» Stated problem
Of the lines in this material, how many contain "JSON"? Answer with a single number only.

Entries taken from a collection
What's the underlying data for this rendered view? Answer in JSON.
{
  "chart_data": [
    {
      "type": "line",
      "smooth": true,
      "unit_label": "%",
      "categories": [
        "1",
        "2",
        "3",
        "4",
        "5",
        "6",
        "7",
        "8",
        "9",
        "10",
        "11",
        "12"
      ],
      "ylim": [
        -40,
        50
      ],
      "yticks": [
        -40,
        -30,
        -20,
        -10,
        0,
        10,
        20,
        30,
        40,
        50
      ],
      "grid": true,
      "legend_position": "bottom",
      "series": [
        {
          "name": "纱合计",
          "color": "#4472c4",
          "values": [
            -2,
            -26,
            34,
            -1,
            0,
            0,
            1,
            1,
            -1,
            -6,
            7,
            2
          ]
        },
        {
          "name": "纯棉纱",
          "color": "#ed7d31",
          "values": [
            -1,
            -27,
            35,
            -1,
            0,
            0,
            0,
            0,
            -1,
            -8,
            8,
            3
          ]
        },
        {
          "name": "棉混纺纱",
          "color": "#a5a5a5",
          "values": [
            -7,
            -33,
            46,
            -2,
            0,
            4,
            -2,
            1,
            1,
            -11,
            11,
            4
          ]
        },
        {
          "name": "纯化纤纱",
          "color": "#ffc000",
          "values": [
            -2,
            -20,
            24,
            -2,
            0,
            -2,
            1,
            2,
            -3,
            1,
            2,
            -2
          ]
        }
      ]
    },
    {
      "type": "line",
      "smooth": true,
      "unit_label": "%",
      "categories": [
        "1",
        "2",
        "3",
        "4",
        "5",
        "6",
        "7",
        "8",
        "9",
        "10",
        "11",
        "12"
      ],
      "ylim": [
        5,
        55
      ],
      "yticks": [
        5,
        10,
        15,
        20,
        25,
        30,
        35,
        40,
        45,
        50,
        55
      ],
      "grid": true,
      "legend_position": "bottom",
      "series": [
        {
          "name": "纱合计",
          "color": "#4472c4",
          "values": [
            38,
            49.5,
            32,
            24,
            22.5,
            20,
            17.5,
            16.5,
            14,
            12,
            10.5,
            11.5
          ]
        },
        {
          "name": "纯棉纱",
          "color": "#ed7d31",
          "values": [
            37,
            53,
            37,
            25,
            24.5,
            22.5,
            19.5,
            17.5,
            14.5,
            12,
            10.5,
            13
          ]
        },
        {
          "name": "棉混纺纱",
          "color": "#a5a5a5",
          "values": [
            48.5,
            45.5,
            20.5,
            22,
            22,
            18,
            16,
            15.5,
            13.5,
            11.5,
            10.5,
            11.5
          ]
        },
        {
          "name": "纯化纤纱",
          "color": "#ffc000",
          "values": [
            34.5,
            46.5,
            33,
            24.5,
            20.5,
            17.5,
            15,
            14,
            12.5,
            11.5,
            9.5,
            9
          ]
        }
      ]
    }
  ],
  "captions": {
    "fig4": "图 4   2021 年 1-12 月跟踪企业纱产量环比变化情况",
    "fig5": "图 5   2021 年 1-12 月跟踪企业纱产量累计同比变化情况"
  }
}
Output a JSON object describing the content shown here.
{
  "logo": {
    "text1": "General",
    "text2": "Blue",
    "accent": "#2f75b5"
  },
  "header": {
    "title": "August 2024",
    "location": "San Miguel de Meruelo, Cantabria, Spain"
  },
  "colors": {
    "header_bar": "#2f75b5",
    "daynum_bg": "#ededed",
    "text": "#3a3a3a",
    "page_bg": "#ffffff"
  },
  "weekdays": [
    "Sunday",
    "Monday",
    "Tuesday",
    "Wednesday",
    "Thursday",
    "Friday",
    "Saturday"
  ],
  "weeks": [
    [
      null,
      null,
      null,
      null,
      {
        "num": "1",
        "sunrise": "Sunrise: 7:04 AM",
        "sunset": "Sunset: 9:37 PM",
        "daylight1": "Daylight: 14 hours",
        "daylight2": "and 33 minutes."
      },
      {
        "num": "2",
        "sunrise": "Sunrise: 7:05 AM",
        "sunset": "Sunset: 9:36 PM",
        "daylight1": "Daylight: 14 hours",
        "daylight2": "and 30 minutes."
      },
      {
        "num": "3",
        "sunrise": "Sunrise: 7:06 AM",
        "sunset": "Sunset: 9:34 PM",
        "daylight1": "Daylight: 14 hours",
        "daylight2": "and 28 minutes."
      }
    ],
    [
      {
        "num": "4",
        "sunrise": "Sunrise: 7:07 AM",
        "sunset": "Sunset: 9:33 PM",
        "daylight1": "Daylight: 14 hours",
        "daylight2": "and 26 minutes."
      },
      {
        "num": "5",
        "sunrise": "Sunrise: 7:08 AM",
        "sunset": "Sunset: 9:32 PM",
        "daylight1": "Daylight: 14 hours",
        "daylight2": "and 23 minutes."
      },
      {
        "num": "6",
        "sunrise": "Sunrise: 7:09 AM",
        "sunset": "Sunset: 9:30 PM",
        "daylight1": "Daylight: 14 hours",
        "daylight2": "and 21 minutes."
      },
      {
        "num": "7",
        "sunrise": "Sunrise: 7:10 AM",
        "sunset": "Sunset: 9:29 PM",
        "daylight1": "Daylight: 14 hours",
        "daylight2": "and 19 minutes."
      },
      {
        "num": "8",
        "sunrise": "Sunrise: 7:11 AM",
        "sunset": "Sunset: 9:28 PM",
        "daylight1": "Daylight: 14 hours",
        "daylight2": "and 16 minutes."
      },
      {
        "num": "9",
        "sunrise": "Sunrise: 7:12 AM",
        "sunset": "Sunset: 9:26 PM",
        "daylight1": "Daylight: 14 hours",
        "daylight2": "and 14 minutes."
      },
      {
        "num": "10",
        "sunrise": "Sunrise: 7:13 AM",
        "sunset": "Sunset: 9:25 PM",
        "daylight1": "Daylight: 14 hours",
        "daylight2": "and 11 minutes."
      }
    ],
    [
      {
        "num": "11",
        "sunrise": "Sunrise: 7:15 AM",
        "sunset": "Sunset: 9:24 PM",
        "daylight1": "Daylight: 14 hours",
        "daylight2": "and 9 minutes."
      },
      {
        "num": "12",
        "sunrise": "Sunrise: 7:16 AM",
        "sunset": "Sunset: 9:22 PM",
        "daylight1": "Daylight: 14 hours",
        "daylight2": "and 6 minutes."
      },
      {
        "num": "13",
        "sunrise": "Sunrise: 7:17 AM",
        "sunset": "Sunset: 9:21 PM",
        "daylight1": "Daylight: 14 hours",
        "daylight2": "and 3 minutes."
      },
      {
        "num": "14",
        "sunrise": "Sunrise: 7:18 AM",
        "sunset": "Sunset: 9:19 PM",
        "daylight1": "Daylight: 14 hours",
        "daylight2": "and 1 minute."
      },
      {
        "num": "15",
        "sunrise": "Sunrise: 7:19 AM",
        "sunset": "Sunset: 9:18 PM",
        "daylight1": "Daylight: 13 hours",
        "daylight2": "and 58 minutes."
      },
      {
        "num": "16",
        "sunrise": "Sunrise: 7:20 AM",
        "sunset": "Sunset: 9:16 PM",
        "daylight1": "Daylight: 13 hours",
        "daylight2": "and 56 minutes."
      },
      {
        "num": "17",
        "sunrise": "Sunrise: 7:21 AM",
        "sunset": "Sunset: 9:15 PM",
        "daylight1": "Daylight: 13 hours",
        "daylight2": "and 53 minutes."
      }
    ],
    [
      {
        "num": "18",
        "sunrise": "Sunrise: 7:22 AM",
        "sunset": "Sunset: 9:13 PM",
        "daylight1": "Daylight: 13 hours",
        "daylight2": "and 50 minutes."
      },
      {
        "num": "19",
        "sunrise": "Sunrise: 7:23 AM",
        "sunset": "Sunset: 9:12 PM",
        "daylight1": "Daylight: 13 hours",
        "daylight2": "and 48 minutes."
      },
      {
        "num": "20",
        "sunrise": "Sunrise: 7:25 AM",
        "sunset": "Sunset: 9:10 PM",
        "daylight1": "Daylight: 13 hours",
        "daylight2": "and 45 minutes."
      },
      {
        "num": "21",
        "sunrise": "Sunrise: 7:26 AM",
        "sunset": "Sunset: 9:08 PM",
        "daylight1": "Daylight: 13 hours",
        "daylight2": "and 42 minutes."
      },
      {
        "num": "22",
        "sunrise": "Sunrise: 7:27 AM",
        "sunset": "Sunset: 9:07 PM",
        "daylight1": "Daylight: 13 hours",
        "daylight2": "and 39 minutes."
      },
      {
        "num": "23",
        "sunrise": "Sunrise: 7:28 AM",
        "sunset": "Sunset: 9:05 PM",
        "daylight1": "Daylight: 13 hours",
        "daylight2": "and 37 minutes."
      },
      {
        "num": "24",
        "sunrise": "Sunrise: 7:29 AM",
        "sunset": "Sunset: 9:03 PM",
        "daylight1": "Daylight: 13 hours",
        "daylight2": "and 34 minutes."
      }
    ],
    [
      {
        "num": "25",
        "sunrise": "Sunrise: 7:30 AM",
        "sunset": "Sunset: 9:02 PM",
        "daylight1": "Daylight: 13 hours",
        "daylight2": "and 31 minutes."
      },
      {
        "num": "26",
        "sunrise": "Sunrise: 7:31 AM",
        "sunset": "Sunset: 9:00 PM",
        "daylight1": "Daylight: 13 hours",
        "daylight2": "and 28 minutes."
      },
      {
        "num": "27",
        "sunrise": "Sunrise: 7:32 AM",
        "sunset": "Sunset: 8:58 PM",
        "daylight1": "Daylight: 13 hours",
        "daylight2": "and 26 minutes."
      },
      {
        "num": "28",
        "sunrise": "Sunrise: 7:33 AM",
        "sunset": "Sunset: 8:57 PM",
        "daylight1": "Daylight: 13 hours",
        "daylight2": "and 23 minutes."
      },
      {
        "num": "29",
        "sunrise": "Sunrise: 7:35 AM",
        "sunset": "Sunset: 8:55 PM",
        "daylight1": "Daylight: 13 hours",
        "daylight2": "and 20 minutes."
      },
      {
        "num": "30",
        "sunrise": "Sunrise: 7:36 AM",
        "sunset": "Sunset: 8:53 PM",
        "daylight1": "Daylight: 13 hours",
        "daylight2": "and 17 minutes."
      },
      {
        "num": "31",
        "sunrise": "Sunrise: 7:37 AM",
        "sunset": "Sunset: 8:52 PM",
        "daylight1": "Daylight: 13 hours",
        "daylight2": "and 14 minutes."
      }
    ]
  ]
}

» Finished answer
2